Not specifically a Meteor question - but what could cause an app to spend a significant amount of time (e.g., 25% ) of CPU time in garbage collection, if it was not close to it’s memory limit?
In the last couple of days I’ve noticed the CPU usage of one server hits 100% and stays there until the server is restarted. I’ve found no pattern as to which method calls or publications could cause this, but today I ran a profiler on the server in question when it happened - and the only obvious problem was that garbage collection took 25% of the time, 10% of the time was just “program” the rest was distributed across a couple hundred function calls.
What could cause this amount of garbage collection? The server has 2GB of memory - and is the only thing running, it was using around 600MB at the time.
I dont think memory space is the issue - I’m using ~35% of memory - loads of space. I’m not convinced it’s actually a garbage collection issue - though it seems odd that GC takes 25% of time. I re-ran the profile on a healthy server and found GC taking 75% of non-idle time (though it was idle like 90% of the time)
I have no reference point on GC sadly. Nothing else (except “program”) looked out of the ordinary. I’m not sure how to upload cpu profiles - when I tried I get an error about file types. I’ve put them in an S3 bucket for now:
bad and bad2 are the same event at different times. Bad3 is (presumably) the same problem on a different server, good is a reference profile when the server wasn’t having problems.
When it happened on the second server, a restart didnt fix it - which makes me think that a method/publication isn’t completing. Unfortunately Kadira doesn’t track incomplete functions
Luckily all of your issues seem to stem from a single Meteor method: runStatUpdate. In particular, the getStatsWithScoutReportTeamAndPlayers function called by the Meteor method seems to be fetching many documents (player documents I think) from the database. If you make this function less expensive (maybe decrease the number of player docs being returned?) or decrease the frequency with which you call runStatUpdate all of your problems should go away.
Here’s a representative slice from the CPU profile:
Thanks for looking, however this was the first place I checked because it does a lot of things, and requires a LOT of data - but its also used fairly heavily, and the bug comes up so infrequently I dont think this could be the problem.
We have a record of every method call, and the arguments, made during the time window today and re-running those same arguments doesn’t trigger the bug.
I’m about 99% sure its a publication or subscription and that the call isn’t completing - when we restarted the server during the bug, the bug came back 5 times once per restart. In theory this should make it easier to detect - but nothing I can see is causing this.
The problem appears to be caused by very specific arguments, which result in a query like this:
StatablePlayers.find({season: number, level: "string", playerId: undefined})- which returns way too much data.
Whats REALLY interesting:
StatablePlayers.find({_id: undefined}) returns NOTHING. It appears that the remove undefined doesnt apply to _id - which is part of what made this so hard to track down.
Thats not quite what happens - all the StatablePlayers have playerId’s, the problem is meteor is stripping undefined values from the query (I knew it did it, but its a recent change for us so we’re still finding the places where we have undefined values. What confuses me is why _id is treated differently - I guess meteor knows that you can’t have a document without an _id so “helps out”
Wow, that is an incredibly backwards incompatible change! We are using Meteor 1.6.0.1, so we don’t have this change yet. I’ll probably have to override the ignoreUndefined setting to be false…
Anyways, this explains why the query is returning so much data.
I looked at that too, but its not even an overridable option - you’d have to fork the package. I too was surprised and had the same problem, we jumped from 1.6.0 to 1.8 (because 1.6.1 had coffeescript problems and 1.7 had babel problems ;/)

• [Raw records]
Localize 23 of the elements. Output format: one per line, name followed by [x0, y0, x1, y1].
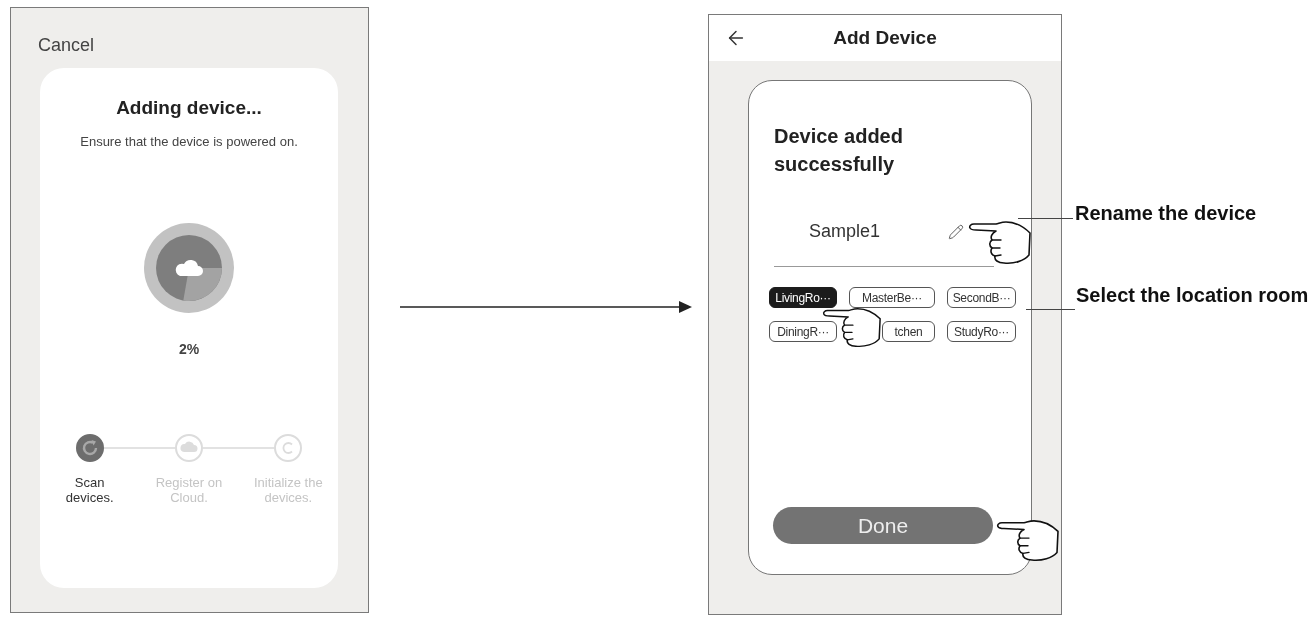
device-name-field[interactable]: Sample1 [774, 216, 964, 247]
callout-label: Select the location room [1076, 283, 1309, 307]
step-label: Initialize the devices. [253, 475, 324, 505]
room-chip[interactable]: DiningR··· [769, 321, 837, 342]
room-chip[interactable]: StudyRo··· [947, 321, 1016, 342]
step-label: Scan devices. [64, 475, 115, 505]
step-label: Register on Cloud. [154, 475, 224, 505]
dialog-title: Adding device... [116, 97, 262, 119]
callout-label: Rename the device [1075, 201, 1257, 225]
room-chip[interactable]: SecondB··· [947, 287, 1016, 308]
screen-title: Add Device [833, 25, 937, 50]
pencil-icon[interactable] [948, 223, 964, 240]
cloud-progress-ring-icon [144, 223, 234, 313]
room-chip[interactable]: MasterBe··· [849, 287, 935, 308]
cancel-button[interactable]: Cancel [38, 34, 95, 56]
done-button[interactable]: Done [773, 507, 993, 544]
leader-line [1026, 309, 1075, 310]
progress-percent: 2% [178, 341, 200, 357]
leader-line [1018, 218, 1073, 219]
dialog-subtitle: Ensure that the device is powered on. [80, 135, 298, 149]
success-heading: Device added successfully [774, 124, 904, 177]
room-chip[interactable]: tchen [882, 321, 935, 342]
room-chip[interactable]: LivingRo··· [769, 287, 837, 308]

• [Instructions to follow]
In the forum thread, how much memory does the affected server have, and roughly how much was it using when the CPU problem happened? Please answer from the forum thread alone, not from the rows.

• [Complete response]
It has 2GB of memory and was using around 600MB.